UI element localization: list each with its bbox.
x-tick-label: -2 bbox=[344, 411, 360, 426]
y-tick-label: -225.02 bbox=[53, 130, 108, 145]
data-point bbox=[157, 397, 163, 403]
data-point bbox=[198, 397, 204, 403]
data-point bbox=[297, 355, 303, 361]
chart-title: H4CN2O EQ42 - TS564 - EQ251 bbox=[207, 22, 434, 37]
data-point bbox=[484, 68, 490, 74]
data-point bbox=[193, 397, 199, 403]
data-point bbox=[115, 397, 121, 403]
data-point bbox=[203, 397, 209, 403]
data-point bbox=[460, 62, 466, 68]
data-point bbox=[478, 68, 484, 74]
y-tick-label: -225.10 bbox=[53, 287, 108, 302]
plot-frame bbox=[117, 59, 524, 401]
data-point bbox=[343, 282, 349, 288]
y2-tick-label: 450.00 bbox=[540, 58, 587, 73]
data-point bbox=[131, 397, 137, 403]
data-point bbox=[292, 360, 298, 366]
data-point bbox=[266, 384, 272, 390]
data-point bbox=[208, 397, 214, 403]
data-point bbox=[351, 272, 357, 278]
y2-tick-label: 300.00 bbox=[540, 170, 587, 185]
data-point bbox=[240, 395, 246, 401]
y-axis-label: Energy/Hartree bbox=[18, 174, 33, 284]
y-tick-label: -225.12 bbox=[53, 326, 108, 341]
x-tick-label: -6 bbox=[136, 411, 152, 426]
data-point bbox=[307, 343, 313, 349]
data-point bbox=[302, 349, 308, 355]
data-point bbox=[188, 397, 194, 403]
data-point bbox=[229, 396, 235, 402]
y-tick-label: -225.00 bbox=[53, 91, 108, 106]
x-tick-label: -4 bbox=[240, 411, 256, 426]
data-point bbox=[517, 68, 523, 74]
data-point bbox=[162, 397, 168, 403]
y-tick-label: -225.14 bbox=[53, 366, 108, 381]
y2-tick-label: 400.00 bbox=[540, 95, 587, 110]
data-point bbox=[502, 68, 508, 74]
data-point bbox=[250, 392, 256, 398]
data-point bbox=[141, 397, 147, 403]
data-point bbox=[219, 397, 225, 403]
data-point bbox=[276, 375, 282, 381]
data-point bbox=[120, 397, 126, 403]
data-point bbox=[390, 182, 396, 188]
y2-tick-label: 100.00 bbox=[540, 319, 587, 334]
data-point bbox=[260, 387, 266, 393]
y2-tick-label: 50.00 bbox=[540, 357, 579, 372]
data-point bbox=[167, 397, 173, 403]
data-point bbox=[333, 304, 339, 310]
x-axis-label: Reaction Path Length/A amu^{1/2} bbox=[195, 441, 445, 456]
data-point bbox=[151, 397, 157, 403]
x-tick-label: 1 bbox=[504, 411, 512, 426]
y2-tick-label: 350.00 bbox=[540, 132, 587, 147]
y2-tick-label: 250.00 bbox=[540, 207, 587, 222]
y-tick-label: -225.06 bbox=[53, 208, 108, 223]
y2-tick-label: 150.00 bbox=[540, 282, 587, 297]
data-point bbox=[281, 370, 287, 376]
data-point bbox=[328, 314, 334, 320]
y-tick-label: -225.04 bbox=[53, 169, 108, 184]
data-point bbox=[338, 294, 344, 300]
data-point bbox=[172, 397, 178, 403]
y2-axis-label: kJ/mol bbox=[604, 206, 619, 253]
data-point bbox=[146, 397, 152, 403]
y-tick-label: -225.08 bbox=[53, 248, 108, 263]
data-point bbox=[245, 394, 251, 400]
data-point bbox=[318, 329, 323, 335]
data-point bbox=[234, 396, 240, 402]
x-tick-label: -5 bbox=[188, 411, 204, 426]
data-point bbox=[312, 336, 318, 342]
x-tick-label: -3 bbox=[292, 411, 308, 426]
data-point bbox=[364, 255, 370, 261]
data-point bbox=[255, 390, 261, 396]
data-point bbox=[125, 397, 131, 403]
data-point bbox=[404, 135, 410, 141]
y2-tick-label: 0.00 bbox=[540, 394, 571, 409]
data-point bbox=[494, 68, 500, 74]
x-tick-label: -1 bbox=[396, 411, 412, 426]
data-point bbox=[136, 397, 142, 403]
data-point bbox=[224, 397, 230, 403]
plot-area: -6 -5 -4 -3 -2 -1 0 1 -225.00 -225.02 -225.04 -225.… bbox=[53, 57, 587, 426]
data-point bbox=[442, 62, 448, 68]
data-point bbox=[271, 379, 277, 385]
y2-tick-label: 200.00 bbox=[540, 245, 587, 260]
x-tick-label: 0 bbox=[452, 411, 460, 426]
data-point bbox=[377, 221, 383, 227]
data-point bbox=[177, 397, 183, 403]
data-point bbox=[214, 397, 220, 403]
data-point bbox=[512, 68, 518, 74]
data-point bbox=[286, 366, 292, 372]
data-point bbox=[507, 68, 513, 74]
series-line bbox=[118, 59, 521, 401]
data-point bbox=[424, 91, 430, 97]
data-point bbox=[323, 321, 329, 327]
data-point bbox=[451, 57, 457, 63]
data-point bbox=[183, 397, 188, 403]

:: AIM ::
Please pull out every line of the records that contains the string "axis", matching case exactly.

:: RIGHT ANSWER ::
y-axis-label: Energy/Hartree bbox=[18, 174, 33, 284]
x-axis-label: Reaction Path Length/A amu^{1/2} bbox=[195, 441, 445, 456]
y2-axis-label: kJ/mol bbox=[604, 206, 619, 253]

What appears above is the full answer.